• Instructions for the task: Look through the listing below and give the number of lines that hold "Aktual". Say nothing more.
*** Raw records ***
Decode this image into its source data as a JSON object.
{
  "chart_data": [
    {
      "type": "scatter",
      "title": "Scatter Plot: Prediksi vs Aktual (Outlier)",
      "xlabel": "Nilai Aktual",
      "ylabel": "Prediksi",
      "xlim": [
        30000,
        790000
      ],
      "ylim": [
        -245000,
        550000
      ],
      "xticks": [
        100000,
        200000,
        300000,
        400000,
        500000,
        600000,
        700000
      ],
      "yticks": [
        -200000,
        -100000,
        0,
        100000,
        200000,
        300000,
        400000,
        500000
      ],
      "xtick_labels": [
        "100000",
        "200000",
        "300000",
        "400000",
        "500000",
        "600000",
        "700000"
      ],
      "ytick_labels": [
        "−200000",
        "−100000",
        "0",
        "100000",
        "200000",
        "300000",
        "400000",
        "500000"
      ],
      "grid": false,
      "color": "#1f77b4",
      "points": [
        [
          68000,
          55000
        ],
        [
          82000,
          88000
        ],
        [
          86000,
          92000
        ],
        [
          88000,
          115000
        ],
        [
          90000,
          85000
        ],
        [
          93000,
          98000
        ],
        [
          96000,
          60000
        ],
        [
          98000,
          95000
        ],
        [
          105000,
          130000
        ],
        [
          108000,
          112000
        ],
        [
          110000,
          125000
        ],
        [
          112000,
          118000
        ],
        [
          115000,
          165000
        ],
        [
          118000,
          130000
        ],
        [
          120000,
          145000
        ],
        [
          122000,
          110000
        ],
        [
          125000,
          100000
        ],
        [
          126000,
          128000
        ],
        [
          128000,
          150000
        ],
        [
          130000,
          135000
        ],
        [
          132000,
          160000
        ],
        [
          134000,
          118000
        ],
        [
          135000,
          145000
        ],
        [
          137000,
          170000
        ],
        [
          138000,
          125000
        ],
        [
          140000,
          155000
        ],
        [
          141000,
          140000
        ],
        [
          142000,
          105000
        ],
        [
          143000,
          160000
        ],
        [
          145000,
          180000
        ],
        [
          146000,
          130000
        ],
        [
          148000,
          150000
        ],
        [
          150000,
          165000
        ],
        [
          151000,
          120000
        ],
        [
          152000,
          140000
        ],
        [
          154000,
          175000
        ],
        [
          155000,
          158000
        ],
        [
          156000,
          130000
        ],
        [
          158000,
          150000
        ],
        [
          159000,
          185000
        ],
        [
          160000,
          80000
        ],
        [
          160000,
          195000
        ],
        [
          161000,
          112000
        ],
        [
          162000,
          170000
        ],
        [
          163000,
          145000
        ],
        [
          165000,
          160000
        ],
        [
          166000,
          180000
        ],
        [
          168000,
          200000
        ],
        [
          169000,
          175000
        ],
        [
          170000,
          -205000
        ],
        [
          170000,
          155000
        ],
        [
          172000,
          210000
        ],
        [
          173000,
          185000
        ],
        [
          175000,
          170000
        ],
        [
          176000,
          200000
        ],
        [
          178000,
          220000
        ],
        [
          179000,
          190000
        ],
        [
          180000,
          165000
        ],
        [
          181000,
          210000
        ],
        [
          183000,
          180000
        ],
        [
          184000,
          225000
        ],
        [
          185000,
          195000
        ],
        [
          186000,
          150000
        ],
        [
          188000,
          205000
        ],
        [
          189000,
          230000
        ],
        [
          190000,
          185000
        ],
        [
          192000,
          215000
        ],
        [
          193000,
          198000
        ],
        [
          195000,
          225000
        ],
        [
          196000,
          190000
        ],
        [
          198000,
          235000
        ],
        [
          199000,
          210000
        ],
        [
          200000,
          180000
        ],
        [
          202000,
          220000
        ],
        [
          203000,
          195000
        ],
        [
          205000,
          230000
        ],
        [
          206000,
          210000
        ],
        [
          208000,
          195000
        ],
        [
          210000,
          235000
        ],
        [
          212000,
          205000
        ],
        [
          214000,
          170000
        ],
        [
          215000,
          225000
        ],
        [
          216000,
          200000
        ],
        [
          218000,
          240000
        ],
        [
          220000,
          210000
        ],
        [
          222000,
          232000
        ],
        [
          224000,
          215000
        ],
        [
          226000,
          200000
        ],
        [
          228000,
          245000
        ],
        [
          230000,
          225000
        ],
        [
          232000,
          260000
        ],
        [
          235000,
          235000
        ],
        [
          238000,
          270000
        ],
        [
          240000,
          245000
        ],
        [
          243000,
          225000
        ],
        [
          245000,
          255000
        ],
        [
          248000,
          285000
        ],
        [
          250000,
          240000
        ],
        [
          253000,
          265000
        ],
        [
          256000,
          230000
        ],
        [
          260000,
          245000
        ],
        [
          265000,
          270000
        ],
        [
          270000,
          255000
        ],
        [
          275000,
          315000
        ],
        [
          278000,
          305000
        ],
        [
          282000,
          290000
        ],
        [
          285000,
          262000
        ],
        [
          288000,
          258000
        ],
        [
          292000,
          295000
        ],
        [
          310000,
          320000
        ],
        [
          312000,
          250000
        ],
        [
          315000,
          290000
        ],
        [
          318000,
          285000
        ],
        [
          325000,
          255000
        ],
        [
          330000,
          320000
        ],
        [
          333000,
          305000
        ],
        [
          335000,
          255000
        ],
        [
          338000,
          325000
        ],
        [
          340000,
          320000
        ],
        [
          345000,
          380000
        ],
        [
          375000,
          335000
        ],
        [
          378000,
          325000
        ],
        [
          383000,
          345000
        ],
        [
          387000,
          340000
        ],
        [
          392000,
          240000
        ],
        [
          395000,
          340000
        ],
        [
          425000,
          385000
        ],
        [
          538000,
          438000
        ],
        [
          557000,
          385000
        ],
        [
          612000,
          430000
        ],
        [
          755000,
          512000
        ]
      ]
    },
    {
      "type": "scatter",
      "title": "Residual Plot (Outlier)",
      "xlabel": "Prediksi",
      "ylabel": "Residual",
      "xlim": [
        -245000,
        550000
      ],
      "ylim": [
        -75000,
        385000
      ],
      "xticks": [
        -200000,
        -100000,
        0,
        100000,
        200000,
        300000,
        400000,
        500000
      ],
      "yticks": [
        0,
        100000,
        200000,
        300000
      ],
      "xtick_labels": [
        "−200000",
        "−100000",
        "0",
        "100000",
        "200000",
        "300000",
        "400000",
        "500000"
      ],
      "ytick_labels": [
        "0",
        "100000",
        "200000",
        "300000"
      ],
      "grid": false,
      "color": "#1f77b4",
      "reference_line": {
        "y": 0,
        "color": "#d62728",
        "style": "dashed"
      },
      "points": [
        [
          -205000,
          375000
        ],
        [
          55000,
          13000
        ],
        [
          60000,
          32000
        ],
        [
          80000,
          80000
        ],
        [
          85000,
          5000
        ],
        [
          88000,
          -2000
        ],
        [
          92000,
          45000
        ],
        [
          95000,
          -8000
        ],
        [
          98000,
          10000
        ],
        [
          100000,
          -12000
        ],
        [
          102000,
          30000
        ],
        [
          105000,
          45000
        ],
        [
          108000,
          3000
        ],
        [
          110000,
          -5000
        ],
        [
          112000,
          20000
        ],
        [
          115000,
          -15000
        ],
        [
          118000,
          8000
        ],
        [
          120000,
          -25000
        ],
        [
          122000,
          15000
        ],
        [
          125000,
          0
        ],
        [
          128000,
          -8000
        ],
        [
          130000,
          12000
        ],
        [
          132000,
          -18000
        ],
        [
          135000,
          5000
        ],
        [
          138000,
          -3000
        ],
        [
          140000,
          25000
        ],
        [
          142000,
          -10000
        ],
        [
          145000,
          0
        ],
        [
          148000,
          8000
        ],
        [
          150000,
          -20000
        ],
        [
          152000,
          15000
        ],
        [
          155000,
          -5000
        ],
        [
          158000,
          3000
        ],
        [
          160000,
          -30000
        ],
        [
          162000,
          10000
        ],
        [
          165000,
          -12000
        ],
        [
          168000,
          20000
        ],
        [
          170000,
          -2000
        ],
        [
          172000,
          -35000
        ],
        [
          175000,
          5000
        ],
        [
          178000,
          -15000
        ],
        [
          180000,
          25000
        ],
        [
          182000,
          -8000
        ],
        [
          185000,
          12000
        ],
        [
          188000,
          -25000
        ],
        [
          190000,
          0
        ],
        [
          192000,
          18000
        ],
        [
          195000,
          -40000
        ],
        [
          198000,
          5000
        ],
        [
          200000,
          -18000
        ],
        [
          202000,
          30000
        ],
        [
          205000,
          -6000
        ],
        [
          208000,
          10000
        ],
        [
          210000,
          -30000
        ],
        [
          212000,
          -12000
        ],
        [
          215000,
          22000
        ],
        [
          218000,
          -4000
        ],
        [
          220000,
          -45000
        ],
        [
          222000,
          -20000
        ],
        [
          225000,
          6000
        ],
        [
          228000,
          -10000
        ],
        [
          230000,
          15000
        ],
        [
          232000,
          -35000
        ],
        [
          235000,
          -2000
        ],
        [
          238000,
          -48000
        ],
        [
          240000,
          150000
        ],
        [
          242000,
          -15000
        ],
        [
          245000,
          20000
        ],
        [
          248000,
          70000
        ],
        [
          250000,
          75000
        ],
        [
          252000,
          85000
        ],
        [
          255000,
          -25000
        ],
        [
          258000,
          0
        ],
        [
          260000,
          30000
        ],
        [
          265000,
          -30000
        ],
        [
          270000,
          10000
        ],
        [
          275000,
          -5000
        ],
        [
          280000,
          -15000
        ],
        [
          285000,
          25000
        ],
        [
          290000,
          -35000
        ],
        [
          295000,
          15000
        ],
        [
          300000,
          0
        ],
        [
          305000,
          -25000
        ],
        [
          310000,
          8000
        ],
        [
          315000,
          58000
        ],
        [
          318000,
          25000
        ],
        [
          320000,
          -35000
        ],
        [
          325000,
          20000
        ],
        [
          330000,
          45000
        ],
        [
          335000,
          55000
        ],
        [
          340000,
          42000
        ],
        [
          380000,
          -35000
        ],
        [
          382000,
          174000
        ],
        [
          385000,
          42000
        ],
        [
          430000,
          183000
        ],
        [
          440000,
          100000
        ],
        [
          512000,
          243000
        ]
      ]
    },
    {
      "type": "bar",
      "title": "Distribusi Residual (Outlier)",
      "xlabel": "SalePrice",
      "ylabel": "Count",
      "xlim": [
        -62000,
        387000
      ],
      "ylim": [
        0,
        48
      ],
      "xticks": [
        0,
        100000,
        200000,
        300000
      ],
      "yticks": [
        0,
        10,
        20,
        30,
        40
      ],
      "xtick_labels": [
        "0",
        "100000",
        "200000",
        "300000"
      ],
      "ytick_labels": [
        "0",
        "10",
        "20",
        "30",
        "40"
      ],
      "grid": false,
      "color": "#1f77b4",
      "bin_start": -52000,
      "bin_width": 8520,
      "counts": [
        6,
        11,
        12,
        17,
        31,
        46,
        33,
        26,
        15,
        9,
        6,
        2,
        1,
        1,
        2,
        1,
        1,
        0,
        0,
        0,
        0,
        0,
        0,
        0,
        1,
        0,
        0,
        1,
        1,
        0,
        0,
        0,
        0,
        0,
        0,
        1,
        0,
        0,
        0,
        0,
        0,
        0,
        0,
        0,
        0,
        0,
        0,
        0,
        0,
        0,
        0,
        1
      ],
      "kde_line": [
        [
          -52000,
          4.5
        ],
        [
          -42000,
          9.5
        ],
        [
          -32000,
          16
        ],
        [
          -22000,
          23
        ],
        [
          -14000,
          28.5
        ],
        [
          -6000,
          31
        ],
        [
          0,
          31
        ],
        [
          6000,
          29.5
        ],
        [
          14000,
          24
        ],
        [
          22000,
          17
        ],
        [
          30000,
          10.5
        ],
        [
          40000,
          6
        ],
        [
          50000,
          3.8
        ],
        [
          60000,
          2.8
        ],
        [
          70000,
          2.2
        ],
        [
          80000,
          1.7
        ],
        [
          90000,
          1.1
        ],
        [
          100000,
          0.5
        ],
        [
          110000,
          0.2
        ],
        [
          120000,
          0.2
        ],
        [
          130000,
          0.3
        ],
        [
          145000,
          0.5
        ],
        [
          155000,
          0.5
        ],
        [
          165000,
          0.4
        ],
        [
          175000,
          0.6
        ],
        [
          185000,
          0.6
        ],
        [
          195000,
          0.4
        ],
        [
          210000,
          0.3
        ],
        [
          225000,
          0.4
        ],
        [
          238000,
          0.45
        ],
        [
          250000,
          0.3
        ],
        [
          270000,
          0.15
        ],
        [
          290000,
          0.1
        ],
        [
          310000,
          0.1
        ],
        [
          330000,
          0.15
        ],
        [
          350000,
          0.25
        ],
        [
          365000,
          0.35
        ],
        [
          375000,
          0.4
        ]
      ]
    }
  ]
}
***
• Solution for this problem: 2